## Begin Supplied entries

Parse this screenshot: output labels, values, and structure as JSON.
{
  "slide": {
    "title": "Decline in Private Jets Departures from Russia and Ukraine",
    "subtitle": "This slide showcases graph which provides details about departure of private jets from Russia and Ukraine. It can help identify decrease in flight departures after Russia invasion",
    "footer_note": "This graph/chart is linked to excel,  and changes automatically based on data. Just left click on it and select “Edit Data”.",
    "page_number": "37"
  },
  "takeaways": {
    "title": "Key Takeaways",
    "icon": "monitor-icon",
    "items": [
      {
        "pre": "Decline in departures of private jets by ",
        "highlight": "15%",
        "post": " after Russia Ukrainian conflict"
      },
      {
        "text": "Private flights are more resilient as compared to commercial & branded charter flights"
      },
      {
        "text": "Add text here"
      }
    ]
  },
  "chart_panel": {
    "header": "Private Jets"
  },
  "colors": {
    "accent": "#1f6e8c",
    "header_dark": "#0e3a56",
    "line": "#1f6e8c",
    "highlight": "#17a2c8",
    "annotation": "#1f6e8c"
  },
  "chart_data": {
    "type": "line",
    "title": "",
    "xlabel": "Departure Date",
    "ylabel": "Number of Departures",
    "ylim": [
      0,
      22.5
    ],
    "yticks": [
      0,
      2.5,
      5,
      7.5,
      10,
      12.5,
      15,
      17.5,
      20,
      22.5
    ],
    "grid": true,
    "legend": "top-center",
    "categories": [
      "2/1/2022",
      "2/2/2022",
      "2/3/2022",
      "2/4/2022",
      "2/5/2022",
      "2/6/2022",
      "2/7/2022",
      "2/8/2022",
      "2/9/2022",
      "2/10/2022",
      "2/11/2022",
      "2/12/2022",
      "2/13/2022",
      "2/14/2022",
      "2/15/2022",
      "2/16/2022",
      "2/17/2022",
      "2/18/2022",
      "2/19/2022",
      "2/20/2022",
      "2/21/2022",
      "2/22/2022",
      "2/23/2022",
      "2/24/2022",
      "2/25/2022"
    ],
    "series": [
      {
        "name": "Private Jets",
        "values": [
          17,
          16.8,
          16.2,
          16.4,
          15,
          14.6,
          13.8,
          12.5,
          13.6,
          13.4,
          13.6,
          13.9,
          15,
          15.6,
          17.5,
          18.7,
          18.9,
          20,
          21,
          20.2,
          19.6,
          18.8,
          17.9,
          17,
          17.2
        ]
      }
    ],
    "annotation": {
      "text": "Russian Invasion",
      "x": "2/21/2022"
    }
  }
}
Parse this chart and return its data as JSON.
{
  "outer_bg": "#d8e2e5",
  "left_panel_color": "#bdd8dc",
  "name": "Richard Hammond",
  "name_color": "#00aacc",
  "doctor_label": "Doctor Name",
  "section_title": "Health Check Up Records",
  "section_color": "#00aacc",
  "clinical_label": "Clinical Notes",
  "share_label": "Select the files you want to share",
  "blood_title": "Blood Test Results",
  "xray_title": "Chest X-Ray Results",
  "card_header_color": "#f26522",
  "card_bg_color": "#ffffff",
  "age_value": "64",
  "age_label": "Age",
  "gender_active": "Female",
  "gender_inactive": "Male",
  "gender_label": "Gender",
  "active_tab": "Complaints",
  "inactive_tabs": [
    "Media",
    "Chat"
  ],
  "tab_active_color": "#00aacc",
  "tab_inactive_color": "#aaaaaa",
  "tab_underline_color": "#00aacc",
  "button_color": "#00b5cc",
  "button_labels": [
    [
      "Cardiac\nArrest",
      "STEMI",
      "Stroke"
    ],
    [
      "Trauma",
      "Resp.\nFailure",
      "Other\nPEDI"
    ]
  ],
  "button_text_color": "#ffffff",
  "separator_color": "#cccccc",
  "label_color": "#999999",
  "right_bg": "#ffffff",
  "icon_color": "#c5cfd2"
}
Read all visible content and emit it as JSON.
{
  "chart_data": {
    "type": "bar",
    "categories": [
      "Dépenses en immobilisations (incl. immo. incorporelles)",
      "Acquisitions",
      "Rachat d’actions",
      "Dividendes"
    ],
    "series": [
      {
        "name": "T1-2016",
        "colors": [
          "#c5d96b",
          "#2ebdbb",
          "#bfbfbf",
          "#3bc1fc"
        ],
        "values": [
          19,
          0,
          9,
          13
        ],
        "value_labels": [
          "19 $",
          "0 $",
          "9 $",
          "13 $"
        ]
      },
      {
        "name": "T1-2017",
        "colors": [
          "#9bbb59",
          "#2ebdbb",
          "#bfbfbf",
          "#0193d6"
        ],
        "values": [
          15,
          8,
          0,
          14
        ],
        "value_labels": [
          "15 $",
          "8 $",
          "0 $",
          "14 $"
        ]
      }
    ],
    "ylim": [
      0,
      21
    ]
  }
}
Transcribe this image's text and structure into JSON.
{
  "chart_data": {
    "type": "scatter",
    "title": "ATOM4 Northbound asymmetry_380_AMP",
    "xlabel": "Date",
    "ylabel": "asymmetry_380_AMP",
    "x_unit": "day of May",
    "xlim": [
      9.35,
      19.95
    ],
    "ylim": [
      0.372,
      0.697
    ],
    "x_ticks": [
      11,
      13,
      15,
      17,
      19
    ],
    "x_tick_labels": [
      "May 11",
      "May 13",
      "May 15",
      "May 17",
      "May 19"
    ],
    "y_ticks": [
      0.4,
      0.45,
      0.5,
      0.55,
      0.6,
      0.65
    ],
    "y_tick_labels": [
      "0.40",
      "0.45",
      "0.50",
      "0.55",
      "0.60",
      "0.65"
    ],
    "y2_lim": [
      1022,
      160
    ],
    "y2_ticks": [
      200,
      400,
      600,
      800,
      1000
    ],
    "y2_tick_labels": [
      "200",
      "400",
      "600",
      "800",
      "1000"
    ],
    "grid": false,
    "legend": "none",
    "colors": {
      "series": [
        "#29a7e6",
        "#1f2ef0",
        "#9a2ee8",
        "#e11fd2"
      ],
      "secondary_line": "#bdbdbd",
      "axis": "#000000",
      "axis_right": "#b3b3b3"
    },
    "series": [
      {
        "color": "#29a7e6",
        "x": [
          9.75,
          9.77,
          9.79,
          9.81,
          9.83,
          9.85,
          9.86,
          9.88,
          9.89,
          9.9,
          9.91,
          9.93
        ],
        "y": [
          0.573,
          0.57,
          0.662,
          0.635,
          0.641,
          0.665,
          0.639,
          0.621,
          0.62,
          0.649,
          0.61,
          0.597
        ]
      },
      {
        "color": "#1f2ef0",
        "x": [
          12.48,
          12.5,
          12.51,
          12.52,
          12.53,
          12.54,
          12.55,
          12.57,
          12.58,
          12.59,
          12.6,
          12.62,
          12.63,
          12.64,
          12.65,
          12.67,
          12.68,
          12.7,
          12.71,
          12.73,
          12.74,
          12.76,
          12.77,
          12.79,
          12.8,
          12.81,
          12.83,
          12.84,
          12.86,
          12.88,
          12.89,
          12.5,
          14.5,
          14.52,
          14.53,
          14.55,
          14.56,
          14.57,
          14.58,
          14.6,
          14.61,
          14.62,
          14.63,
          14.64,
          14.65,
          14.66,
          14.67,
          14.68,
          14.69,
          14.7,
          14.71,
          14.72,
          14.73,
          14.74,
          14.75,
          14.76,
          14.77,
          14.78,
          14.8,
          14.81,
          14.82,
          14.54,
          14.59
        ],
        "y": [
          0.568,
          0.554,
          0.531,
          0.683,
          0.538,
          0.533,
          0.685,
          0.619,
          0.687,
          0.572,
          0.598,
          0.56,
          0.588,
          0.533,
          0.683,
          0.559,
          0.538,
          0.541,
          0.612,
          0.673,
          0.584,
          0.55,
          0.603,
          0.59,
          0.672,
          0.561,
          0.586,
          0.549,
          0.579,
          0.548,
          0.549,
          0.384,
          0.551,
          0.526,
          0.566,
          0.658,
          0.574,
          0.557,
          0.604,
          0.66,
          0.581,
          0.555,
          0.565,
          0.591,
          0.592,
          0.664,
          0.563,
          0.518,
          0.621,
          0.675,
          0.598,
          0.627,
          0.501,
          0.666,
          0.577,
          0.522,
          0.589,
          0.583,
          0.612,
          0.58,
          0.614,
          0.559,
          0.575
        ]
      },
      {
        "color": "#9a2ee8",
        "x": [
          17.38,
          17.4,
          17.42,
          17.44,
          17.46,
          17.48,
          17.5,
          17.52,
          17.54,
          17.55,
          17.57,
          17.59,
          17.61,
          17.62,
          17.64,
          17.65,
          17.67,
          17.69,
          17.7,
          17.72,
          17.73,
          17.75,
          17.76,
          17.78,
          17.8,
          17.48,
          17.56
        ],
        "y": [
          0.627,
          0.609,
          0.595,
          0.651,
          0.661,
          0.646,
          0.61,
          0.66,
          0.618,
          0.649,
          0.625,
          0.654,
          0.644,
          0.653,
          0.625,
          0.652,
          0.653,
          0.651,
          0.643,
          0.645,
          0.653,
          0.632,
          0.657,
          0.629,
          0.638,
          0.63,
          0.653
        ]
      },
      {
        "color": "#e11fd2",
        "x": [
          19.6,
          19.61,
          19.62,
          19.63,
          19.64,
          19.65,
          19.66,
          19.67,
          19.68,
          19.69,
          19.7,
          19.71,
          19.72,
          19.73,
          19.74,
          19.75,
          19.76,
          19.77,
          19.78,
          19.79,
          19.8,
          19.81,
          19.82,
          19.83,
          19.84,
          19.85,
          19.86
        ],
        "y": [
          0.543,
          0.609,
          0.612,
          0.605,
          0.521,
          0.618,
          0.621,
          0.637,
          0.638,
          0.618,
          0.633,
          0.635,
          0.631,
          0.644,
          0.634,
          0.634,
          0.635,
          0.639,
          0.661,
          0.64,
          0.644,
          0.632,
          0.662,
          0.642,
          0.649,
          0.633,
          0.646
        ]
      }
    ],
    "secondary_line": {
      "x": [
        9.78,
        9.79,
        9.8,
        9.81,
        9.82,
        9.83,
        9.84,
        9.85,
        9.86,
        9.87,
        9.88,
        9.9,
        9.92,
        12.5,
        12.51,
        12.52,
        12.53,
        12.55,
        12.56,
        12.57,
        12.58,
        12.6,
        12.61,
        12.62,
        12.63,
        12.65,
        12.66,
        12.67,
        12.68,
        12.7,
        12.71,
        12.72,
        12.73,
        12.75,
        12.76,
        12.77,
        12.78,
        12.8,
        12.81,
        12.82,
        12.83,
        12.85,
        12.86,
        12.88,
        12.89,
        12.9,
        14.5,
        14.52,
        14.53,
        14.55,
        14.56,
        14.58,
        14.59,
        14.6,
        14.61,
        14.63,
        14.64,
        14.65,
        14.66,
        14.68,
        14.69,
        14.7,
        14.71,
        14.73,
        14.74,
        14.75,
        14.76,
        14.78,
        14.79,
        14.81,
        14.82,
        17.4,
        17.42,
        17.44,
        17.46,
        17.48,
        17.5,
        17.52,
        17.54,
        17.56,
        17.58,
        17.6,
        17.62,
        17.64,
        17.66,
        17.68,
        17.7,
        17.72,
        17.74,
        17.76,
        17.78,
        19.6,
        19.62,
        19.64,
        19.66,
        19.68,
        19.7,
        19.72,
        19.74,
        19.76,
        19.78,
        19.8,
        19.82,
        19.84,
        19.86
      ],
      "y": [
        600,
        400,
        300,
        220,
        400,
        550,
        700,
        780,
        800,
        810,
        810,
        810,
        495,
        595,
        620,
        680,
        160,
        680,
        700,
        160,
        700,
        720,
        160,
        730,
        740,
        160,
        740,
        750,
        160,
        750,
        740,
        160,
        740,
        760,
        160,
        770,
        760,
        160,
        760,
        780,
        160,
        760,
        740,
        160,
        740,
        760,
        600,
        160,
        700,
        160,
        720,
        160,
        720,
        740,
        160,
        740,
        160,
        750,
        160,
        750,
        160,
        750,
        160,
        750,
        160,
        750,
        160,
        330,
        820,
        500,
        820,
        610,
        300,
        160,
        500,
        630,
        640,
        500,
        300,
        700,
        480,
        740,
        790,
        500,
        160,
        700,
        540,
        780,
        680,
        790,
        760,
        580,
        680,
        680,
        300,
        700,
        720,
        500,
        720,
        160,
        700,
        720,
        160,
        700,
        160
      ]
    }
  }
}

## End Supplied entries

Identify every line above that includes the word "ylabel", and show those lines.

    "ylabel": "Number of Departures",
    "ylabel": "asymmetry_380_AMP",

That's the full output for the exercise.